## Start Material for this task

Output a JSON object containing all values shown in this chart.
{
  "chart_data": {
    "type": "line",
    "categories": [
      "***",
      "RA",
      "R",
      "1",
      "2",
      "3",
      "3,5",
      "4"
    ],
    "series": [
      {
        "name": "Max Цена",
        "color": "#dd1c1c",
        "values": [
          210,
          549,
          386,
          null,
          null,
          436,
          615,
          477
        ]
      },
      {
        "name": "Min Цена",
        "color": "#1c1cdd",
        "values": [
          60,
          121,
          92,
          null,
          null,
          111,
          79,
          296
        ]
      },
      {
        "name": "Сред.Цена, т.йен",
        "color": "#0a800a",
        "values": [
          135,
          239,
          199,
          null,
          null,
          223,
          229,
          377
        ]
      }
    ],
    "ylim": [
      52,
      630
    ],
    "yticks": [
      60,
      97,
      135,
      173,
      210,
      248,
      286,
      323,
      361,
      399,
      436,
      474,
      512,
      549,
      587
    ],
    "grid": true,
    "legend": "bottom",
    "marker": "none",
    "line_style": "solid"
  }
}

## End Material for this task

What is asked
Repeat all of the records above exactly as they appear.

Solution to the problem
Output a JSON object containing all values shown in this chart.
{
  "chart_data": {
    "type": "line",
    "categories": [
      "***",
      "RA",
      "R",
      "1",
      "2",
      "3",
      "3,5",
      "4"
    ],
    "series": [
      {
        "name": "Max Цена",
        "color": "#dd1c1c",
        "values": [
          210,
          549,
          386,
          null,
          null,
          436,
          615,
          477
        ]
      },
      {
        "name": "Min Цена",
        "color": "#1c1cdd",
        "values": [
          60,
          121,
          92,
          null,
          null,
          111,
          79,
          296
        ]
      },
      {
        "name": "Сред.Цена, т.йен",
        "color": "#0a800a",
        "values": [
          135,
          239,
          199,
          null,
          null,
          223,
          229,
          377
        ]
      }
    ],
    "ylim": [
      52,
      630
    ],
    "yticks": [
      60,
      97,
      135,
      173,
      210,
      248,
      286,
      323,
      361,
      399,
      436,
      474,
      512,
      549,
      587
    ],
    "grid": true,
    "legend": "bottom",
    "marker": "none",
    "line_style": "solid"
  }
}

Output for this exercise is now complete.